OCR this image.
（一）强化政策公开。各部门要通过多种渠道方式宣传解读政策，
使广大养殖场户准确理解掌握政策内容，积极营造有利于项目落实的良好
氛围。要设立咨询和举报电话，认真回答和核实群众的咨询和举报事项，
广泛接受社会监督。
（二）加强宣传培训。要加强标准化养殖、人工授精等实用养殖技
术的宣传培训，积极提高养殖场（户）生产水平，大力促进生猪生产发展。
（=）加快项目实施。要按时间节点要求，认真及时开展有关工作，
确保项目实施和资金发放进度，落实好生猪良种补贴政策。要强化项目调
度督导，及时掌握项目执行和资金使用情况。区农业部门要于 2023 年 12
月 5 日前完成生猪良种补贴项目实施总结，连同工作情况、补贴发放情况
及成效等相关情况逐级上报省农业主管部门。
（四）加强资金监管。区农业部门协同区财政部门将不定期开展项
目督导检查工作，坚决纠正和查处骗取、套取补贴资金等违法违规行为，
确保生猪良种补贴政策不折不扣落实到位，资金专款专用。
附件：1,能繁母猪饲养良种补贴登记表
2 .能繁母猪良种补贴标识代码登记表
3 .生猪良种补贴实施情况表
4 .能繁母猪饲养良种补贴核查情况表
· · · · · · ·
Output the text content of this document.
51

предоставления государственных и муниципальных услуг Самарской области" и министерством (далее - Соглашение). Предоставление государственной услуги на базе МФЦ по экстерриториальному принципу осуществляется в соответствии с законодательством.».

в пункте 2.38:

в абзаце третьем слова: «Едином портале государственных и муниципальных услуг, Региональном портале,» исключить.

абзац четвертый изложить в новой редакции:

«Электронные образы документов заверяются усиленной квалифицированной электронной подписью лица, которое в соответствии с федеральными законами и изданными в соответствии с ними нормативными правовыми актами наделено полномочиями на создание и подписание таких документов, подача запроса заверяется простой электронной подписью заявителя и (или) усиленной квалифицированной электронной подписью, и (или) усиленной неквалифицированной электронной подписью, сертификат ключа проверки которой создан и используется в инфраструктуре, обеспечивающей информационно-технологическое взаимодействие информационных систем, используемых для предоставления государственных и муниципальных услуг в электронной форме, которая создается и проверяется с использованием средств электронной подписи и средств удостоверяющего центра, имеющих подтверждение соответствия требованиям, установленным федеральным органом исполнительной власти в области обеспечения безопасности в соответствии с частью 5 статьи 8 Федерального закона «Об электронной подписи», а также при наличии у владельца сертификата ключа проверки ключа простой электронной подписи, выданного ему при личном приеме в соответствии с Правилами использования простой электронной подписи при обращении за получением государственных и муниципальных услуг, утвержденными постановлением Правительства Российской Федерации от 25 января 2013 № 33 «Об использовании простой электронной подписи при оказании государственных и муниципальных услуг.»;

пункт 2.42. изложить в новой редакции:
· · · · · · ·
EXERCISE DETAILS: Take each line containing the string "новой" and copy it out.

PROBLEM SOLUTION:
абзац четвертый изложить в новой редакции:
пункт 2.42. изложить в новой редакции:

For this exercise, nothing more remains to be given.